# [Requirements]
Reproduce all entries word for word.

# [Input for this task]
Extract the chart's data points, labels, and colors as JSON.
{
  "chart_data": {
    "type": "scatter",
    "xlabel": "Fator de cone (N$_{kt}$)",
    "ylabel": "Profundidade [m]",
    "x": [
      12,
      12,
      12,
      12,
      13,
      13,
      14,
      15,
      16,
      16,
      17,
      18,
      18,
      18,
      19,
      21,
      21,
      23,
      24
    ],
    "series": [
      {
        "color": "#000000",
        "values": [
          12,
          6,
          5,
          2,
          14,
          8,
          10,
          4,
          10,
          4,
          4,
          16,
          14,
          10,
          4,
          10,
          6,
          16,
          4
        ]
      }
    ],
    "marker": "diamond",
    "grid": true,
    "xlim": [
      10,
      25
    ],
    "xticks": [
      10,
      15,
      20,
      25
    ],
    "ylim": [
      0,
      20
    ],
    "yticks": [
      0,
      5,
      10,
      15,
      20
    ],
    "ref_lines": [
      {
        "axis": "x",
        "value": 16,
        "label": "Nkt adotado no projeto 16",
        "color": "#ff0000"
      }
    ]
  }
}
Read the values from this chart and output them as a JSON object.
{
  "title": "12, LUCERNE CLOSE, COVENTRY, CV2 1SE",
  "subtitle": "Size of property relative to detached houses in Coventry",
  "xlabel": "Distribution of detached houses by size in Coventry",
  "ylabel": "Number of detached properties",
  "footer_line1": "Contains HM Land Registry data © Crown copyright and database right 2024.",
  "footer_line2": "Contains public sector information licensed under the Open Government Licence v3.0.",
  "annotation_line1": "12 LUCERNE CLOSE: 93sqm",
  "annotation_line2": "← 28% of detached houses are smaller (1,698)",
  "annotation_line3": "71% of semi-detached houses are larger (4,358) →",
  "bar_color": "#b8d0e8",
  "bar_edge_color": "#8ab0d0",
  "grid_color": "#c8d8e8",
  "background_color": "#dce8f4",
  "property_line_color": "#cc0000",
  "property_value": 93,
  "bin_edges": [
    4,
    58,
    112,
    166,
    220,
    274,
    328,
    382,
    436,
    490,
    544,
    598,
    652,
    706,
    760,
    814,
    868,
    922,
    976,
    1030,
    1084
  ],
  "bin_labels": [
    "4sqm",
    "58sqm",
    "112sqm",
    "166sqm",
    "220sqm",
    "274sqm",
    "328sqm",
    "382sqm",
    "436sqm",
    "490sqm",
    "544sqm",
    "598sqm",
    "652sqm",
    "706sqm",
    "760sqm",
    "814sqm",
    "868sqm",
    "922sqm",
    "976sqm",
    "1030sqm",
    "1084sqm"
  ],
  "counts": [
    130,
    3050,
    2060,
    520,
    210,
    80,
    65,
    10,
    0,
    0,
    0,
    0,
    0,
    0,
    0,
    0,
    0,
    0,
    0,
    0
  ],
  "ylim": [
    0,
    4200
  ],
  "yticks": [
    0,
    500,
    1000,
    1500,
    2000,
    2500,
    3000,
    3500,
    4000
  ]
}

# [Solved exercise]
Extract the chart's data points, labels, and colors as JSON.
{
  "chart_data": {
    "type": "scatter",
    "xlabel": "Fator de cone (N$_{kt}$)",
    "ylabel": "Profundidade [m]",
    "x": [
      12,
      12,
      12,
      12,
      13,
      13,
      14,
      15,
      16,
      16,
      17,
      18,
      18,
      18,
      19,
      21,
      21,
      23,
      24
    ],
    "series": [
      {
        "color": "#000000",
        "values": [
          12,
          6,
          5,
          2,
          14,
          8,
          10,
          4,
          10,
          4,
          4,
          16,
          14,
          10,
          4,
          10,
          6,
          16,
          4
        ]
      }
    ],
    "marker": "diamond",
    "grid": true,
    "xlim": [
      10,
      25
    ],
    "xticks": [
      10,
      15,
      20,
      25
    ],
    "ylim": [
      0,
      20
    ],
    "yticks": [
      0,
      5,
      10,
      15,
      20
    ],
    "ref_lines": [
      {
        "axis": "x",
        "value": 16,
        "label": "Nkt adotado no projeto 16",
        "color": "#ff0000"
      }
    ]
  }
}
Read the values from this chart and output them as a JSON object.
{
  "title": "12, LUCERNE CLOSE, COVENTRY, CV2 1SE",
  "subtitle": "Size of property relative to detached houses in Coventry",
  "xlabel": "Distribution of detached houses by size in Coventry",
  "ylabel": "Number of detached properties",
  "footer_line1": "Contains HM Land Registry data © Crown copyright and database right 2024.",
  "footer_line2": "Contains public sector information licensed under the Open Government Licence v3.0.",
  "annotation_line1": "12 LUCERNE CLOSE: 93sqm",
  "annotation_line2": "← 28% of detached houses are smaller (1,698)",
  "annotation_line3": "71% of semi-detached houses are larger (4,358) →",
  "bar_color": "#b8d0e8",
  "bar_edge_color": "#8ab0d0",
  "grid_color": "#c8d8e8",
  "background_color": "#dce8f4",
  "property_line_color": "#cc0000",
  "property_value": 93,
  "bin_edges": [
    4,
    58,
    112,
    166,
    220,
    274,
    328,
    382,
    436,
    490,
    544,
    598,
    652,
    706,
    760,
    814,
    868,
    922,
    976,
    1030,
    1084
  ],
  "bin_labels": [
    "4sqm",
    "58sqm",
    "112sqm",
    "166sqm",
    "220sqm",
    "274sqm",
    "328sqm",
    "382sqm",
    "436sqm",
    "490sqm",
    "544sqm",
    "598sqm",
    "652sqm",
    "706sqm",
    "760sqm",
    "814sqm",
    "868sqm",
    "922sqm",
    "976sqm",
    "1030sqm",
    "1084sqm"
  ],
  "counts": [
    130,
    3050,
    2060,
    520,
    210,
    80,
    65,
    10,
    0,
    0,
    0,
    0,
    0,
    0,
    0,
    0,
    0,
    0,
    0,
    0
  ],
  "ylim": [
    0,
    4200
  ],
  "yticks": [
    0,
    500,
    1000,
    1500,
    2000,
    2500,
    3000,
    3500,
    4000
  ]
}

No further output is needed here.